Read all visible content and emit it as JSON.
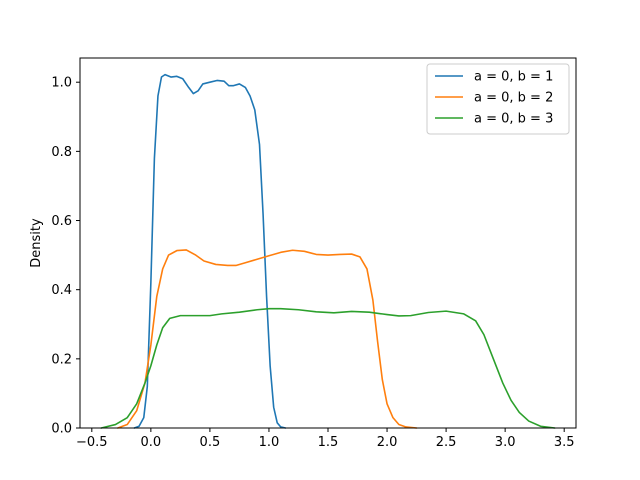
{
  "chart_data": {
    "type": "line",
    "title": "",
    "xlabel": "",
    "ylabel": "Density",
    "xlim": [
      -0.6,
      3.6
    ],
    "ylim": [
      0,
      1.07
    ],
    "xticks": [
      -0.5,
      0.0,
      0.5,
      1.0,
      1.5,
      2.0,
      2.5,
      3.0,
      3.5
    ],
    "xtick_labels": [
      "−0.5",
      "0.0",
      "0.5",
      "1.0",
      "1.5",
      "2.0",
      "2.5",
      "3.0",
      "3.5"
    ],
    "yticks": [
      0.0,
      0.2,
      0.4,
      0.6,
      0.8,
      1.0
    ],
    "ytick_labels": [
      "0.0",
      "0.2",
      "0.4",
      "0.6",
      "0.8",
      "1.0"
    ],
    "grid": false,
    "legend_position": "top-right",
    "series": [
      {
        "name": "a = 0, b = 1",
        "color": "#1f77b4",
        "points": [
          [
            -0.14,
            0.0
          ],
          [
            -0.1,
            0.005
          ],
          [
            -0.06,
            0.03
          ],
          [
            -0.03,
            0.12
          ],
          [
            0.0,
            0.42
          ],
          [
            0.03,
            0.78
          ],
          [
            0.06,
            0.96
          ],
          [
            0.09,
            1.015
          ],
          [
            0.12,
            1.022
          ],
          [
            0.17,
            1.015
          ],
          [
            0.22,
            1.017
          ],
          [
            0.27,
            1.01
          ],
          [
            0.32,
            0.985
          ],
          [
            0.36,
            0.967
          ],
          [
            0.4,
            0.975
          ],
          [
            0.44,
            0.995
          ],
          [
            0.5,
            1.0
          ],
          [
            0.56,
            1.005
          ],
          [
            0.62,
            1.003
          ],
          [
            0.66,
            0.99
          ],
          [
            0.7,
            0.99
          ],
          [
            0.75,
            0.995
          ],
          [
            0.8,
            0.985
          ],
          [
            0.84,
            0.96
          ],
          [
            0.88,
            0.92
          ],
          [
            0.92,
            0.82
          ],
          [
            0.95,
            0.62
          ],
          [
            0.98,
            0.38
          ],
          [
            1.01,
            0.18
          ],
          [
            1.04,
            0.06
          ],
          [
            1.07,
            0.015
          ],
          [
            1.1,
            0.003
          ],
          [
            1.14,
            0.0
          ]
        ]
      },
      {
        "name": "a = 0, b = 2",
        "color": "#ff7f0e",
        "points": [
          [
            -0.28,
            0.0
          ],
          [
            -0.2,
            0.01
          ],
          [
            -0.12,
            0.05
          ],
          [
            -0.05,
            0.13
          ],
          [
            0.0,
            0.24
          ],
          [
            0.05,
            0.38
          ],
          [
            0.1,
            0.46
          ],
          [
            0.15,
            0.5
          ],
          [
            0.22,
            0.513
          ],
          [
            0.3,
            0.515
          ],
          [
            0.38,
            0.5
          ],
          [
            0.45,
            0.483
          ],
          [
            0.55,
            0.473
          ],
          [
            0.65,
            0.47
          ],
          [
            0.72,
            0.47
          ],
          [
            0.8,
            0.478
          ],
          [
            0.9,
            0.488
          ],
          [
            1.0,
            0.498
          ],
          [
            1.1,
            0.508
          ],
          [
            1.2,
            0.514
          ],
          [
            1.3,
            0.511
          ],
          [
            1.4,
            0.502
          ],
          [
            1.5,
            0.5
          ],
          [
            1.6,
            0.502
          ],
          [
            1.7,
            0.503
          ],
          [
            1.77,
            0.495
          ],
          [
            1.83,
            0.46
          ],
          [
            1.88,
            0.37
          ],
          [
            1.92,
            0.25
          ],
          [
            1.96,
            0.14
          ],
          [
            2.0,
            0.07
          ],
          [
            2.05,
            0.03
          ],
          [
            2.1,
            0.01
          ],
          [
            2.16,
            0.003
          ],
          [
            2.25,
            0.0
          ]
        ]
      },
      {
        "name": "a = 0, b = 3",
        "color": "#2ca02c",
        "points": [
          [
            -0.42,
            0.0
          ],
          [
            -0.3,
            0.01
          ],
          [
            -0.2,
            0.03
          ],
          [
            -0.12,
            0.07
          ],
          [
            -0.05,
            0.13
          ],
          [
            0.0,
            0.18
          ],
          [
            0.05,
            0.24
          ],
          [
            0.1,
            0.29
          ],
          [
            0.16,
            0.317
          ],
          [
            0.25,
            0.325
          ],
          [
            0.35,
            0.325
          ],
          [
            0.5,
            0.325
          ],
          [
            0.6,
            0.33
          ],
          [
            0.75,
            0.335
          ],
          [
            0.9,
            0.342
          ],
          [
            1.0,
            0.345
          ],
          [
            1.1,
            0.345
          ],
          [
            1.25,
            0.342
          ],
          [
            1.4,
            0.336
          ],
          [
            1.55,
            0.333
          ],
          [
            1.7,
            0.337
          ],
          [
            1.85,
            0.335
          ],
          [
            2.0,
            0.328
          ],
          [
            2.1,
            0.324
          ],
          [
            2.2,
            0.325
          ],
          [
            2.35,
            0.334
          ],
          [
            2.5,
            0.338
          ],
          [
            2.65,
            0.33
          ],
          [
            2.75,
            0.31
          ],
          [
            2.82,
            0.27
          ],
          [
            2.9,
            0.2
          ],
          [
            2.98,
            0.13
          ],
          [
            3.05,
            0.08
          ],
          [
            3.12,
            0.045
          ],
          [
            3.2,
            0.02
          ],
          [
            3.3,
            0.005
          ],
          [
            3.42,
            0.0
          ]
        ]
      }
    ]
  }
}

____

(Aim):
Repeat the records in full, exactly as they appear, without the pictures.

(Solution for this problem):
Read all visible content and emit it as JSON.
{
  "chart_data": {
    "type": "line",
    "title": "",
    "xlabel": "",
    "ylabel": "Density",
    "xlim": [
      -0.6,
      3.6
    ],
    "ylim": [
      0,
      1.07
    ],
    "xticks": [
      -0.5,
      0.0,
      0.5,
      1.0,
      1.5,
      2.0,
      2.5,
      3.0,
      3.5
    ],
    "xtick_labels": [
      "−0.5",
      "0.0",
      "0.5",
      "1.0",
      "1.5",
      "2.0",
      "2.5",
      "3.0",
      "3.5"
    ],
    "yticks": [
      0.0,
      0.2,
      0.4,
      0.6,
      0.8,
      1.0
    ],
    "ytick_labels": [
      "0.0",
      "0.2",
      "0.4",
      "0.6",
      "0.8",
      "1.0"
    ],
    "grid": false,
    "legend_position": "top-right",
    "series": [
      {
        "name": "a = 0, b = 1",
        "color": "#1f77b4",
        "points": [
          [
            -0.14,
            0.0
          ],
          [
            -0.1,
            0.005
          ],
          [
            -0.06,
            0.03
          ],
          [
            -0.03,
            0.12
          ],
          [
            0.0,
            0.42
          ],
          [
            0.03,
            0.78
          ],
          [
            0.06,
            0.96
          ],
          [
            0.09,
            1.015
          ],
          [
            0.12,
            1.022
          ],
          [
            0.17,
            1.015
          ],
          [
            0.22,
            1.017
          ],
          [
            0.27,
            1.01
          ],
          [
            0.32,
            0.985
          ],
          [
            0.36,
            0.967
          ],
          [
            0.4,
            0.975
          ],
          [
            0.44,
            0.995
          ],
          [
            0.5,
            1.0
          ],
          [
            0.56,
            1.005
          ],
          [
            0.62,
            1.003
          ],
          [
            0.66,
            0.99
          ],
          [
            0.7,
            0.99
          ],
          [
            0.75,
            0.995
          ],
          [
            0.8,
            0.985
          ],
          [
            0.84,
            0.96
          ],
          [
            0.88,
            0.92
          ],
          [
            0.92,
            0.82
          ],
          [
            0.95,
            0.62
          ],
          [
            0.98,
            0.38
          ],
          [
            1.01,
            0.18
          ],
          [
            1.04,
            0.06
          ],
          [
            1.07,
            0.015
          ],
          [
            1.1,
            0.003
          ],
          [
            1.14,
            0.0
          ]
        ]
      },
      {
        "name": "a = 0, b = 2",
        "color": "#ff7f0e",
        "points": [
          [
            -0.28,
            0.0
          ],
          [
            -0.2,
            0.01
          ],
          [
            -0.12,
            0.05
          ],
          [
            -0.05,
            0.13
          ],
          [
            0.0,
            0.24
          ],
          [
            0.05,
            0.38
          ],
          [
            0.1,
            0.46
          ],
          [
            0.15,
            0.5
          ],
          [
            0.22,
            0.513
          ],
          [
            0.3,
            0.515
          ],
          [
            0.38,
            0.5
          ],
          [
            0.45,
            0.483
          ],
          [
            0.55,
            0.473
          ],
          [
            0.65,
            0.47
          ],
          [
            0.72,
            0.47
          ],
          [
            0.8,
            0.478
          ],
          [
            0.9,
            0.488
          ],
          [
            1.0,
            0.498
          ],
          [
            1.1,
            0.508
          ],
          [
            1.2,
            0.514
          ],
          [
            1.3,
            0.511
          ],
          [
            1.4,
            0.502
          ],
          [
            1.5,
            0.5
          ],
          [
            1.6,
            0.502
          ],
          [
            1.7,
            0.503
          ],
          [
            1.77,
            0.495
          ],
          [
            1.83,
            0.46
          ],
          [
            1.88,
            0.37
          ],
          [
            1.92,
            0.25
          ],
          [
            1.96,
            0.14
          ],
          [
            2.0,
            0.07
          ],
          [
            2.05,
            0.03
          ],
          [
            2.1,
            0.01
          ],
          [
            2.16,
            0.003
          ],
          [
            2.25,
            0.0
          ]
        ]
      },
      {
        "name": "a = 0, b = 3",
        "color": "#2ca02c",
        "points": [
          [
            -0.42,
            0.0
          ],
          [
            -0.3,
            0.01
          ],
          [
            -0.2,
            0.03
          ],
          [
            -0.12,
            0.07
          ],
          [
            -0.05,
            0.13
          ],
          [
            0.0,
            0.18
          ],
          [
            0.05,
            0.24
          ],
          [
            0.1,
            0.29
          ],
          [
            0.16,
            0.317
          ],
          [
            0.25,
            0.325
          ],
          [
            0.35,
            0.325
          ],
          [
            0.5,
            0.325
          ],
          [
            0.6,
            0.33
          ],
          [
            0.75,
            0.335
          ],
          [
            0.9,
            0.342
          ],
          [
            1.0,
            0.345
          ],
          [
            1.1,
            0.345
          ],
          [
            1.25,
            0.342
          ],
          [
            1.4,
            0.336
          ],
          [
            1.55,
            0.333
          ],
          [
            1.7,
            0.337
          ],
          [
            1.85,
            0.335
          ],
          [
            2.0,
            0.328
          ],
          [
            2.1,
            0.324
          ],
          [
            2.2,
            0.325
          ],
          [
            2.35,
            0.334
          ],
          [
            2.5,
            0.338
          ],
          [
            2.65,
            0.33
          ],
          [
            2.75,
            0.31
          ],
          [
            2.82,
            0.27
          ],
          [
            2.9,
            0.2
          ],
          [
            2.98,
            0.13
          ],
          [
            3.05,
            0.08
          ],
          [
            3.12,
            0.045
          ],
          [
            3.2,
            0.02
          ],
          [
            3.3,
            0.005
          ],
          [
            3.42,
            0.0
          ]
        ]
      }
    ]
  }
}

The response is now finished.